What you will do:
Locate the line that contains "Output the text content of this document.". Copy it and every following line through the end of the records, exactly, and include nothing else.
===== Given data =====
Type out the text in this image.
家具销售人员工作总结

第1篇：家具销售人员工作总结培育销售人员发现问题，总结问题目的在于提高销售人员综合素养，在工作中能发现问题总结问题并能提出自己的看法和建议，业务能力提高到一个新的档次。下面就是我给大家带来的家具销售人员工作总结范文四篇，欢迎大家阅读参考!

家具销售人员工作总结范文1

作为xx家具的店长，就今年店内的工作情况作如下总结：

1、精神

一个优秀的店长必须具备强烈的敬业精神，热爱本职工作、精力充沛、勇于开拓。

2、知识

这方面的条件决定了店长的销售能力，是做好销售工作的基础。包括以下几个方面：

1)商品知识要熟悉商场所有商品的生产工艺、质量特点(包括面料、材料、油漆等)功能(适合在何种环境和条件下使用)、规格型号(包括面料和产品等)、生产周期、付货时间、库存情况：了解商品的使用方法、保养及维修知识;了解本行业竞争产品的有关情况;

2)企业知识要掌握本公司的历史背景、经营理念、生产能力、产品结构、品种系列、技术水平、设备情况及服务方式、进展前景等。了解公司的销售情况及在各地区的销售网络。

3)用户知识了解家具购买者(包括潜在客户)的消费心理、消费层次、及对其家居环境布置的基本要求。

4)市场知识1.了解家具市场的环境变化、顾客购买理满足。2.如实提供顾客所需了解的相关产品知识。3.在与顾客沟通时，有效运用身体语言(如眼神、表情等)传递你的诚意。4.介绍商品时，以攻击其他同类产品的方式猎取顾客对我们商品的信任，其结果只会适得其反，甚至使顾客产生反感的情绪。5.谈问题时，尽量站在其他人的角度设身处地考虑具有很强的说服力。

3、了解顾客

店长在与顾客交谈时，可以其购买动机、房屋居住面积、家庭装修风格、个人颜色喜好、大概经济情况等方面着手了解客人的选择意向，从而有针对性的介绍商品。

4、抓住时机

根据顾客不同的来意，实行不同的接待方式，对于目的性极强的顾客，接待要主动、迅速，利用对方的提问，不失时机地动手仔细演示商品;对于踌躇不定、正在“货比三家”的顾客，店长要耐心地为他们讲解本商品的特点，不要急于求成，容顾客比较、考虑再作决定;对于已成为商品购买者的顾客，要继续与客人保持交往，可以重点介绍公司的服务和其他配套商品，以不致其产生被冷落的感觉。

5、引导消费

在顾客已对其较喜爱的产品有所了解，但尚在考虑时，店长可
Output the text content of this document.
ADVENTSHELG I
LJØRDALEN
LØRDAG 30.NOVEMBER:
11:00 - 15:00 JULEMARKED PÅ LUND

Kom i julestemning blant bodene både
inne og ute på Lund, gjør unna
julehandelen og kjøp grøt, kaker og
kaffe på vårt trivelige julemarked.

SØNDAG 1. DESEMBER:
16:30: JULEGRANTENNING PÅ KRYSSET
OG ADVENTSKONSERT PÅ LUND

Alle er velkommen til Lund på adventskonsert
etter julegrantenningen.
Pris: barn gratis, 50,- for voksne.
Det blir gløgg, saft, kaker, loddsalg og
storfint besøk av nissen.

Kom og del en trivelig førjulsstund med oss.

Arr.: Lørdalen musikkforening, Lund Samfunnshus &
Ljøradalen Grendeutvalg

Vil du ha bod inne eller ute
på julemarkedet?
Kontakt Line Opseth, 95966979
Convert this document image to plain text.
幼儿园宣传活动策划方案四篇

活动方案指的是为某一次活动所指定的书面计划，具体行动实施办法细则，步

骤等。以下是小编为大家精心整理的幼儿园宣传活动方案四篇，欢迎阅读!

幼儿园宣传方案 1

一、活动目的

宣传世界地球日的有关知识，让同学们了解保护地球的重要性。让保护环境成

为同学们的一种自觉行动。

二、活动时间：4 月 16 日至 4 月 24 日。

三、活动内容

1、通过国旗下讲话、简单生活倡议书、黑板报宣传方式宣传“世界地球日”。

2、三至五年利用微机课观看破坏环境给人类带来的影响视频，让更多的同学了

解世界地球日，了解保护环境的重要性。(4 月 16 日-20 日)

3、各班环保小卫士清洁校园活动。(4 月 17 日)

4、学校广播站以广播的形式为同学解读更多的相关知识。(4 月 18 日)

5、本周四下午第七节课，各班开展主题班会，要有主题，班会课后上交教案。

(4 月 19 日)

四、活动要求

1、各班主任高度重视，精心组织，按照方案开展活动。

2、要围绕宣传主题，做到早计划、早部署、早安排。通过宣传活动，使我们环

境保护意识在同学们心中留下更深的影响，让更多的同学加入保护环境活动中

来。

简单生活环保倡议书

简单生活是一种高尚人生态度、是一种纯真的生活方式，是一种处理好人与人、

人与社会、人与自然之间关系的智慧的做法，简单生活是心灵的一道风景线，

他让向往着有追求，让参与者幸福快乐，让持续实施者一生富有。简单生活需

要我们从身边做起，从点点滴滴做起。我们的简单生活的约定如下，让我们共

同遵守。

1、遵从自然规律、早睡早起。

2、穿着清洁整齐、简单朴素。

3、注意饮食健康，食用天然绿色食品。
=====
Answer for the task:
Output the text content of this document.
ADVENTSHELG I
LJØRDALEN
LØRDAG 30.NOVEMBER:
11:00 - 15:00 JULEMARKED PÅ LUND

Kom i julestemning blant bodene både
inne og ute på Lund, gjør unna
julehandelen og kjøp grøt, kaker og
kaffe på vårt trivelige julemarked.

SØNDAG 1. DESEMBER:
16:30: JULEGRANTENNING PÅ KRYSSET
OG ADVENTSKONSERT PÅ LUND

Alle er velkommen til Lund på adventskonsert
etter julegrantenningen.
Pris: barn gratis, 50,- for voksne.
Det blir gløgg, saft, kaker, loddsalg og
storfint besøk av nissen.

Kom og del en trivelig førjulsstund med oss.

Arr.: Lørdalen musikkforening, Lund Samfunnshus &
Ljøradalen Grendeutvalg

Vil du ha bod inne eller ute
på julemarkedet?
Kontakt Line Opseth, 95966979
Convert this document image to plain text.
幼儿园宣传活动策划方案四篇

活动方案指的是为某一次活动所指定的书面计划，具体行动实施办法细则，步

骤等。以下是小编为大家精心整理的幼儿园宣传活动方案四篇，欢迎阅读!

幼儿园宣传方案 1

一、活动目的

宣传世界地球日的有关知识，让同学们了解保护地球的重要性。让保护环境成

为同学们的一种自觉行动。

二、活动时间：4 月 16 日至 4 月 24 日。

三、活动内容

1、通过国旗下讲话、简单生活倡议书、黑板报宣传方式宣传“世界地球日”。

2、三至五年利用微机课观看破坏环境给人类带来的影响视频，让更多的同学了

解世界地球日，了解保护环境的重要性。(4 月 16 日-20 日)

3、各班环保小卫士清洁校园活动。(4 月 17 日)

4、学校广播站以广播的形式为同学解读更多的相关知识。(4 月 18 日)

5、本周四下午第七节课，各班开展主题班会，要有主题，班会课后上交教案。

(4 月 19 日)

四、活动要求

1、各班主任高度重视，精心组织，按照方案开展活动。

2、要围绕宣传主题，做到早计划、早部署、早安排。通过宣传活动，使我们环

境保护意识在同学们心中留下更深的影响，让更多的同学加入保护环境活动中

来。

简单生活环保倡议书

简单生活是一种高尚人生态度、是一种纯真的生活方式，是一种处理好人与人、

人与社会、人与自然之间关系的智慧的做法，简单生活是心灵的一道风景线，

他让向往着有追求，让参与者幸福快乐，让持续实施者一生富有。简单生活需

要我们从身边做起，从点点滴滴做起。我们的简单生活的约定如下，让我们共

同遵守。

1、遵从自然规律、早睡早起。

2、穿着清洁整齐、简单朴素。

3、注意饮食健康，食用天然绿色食品。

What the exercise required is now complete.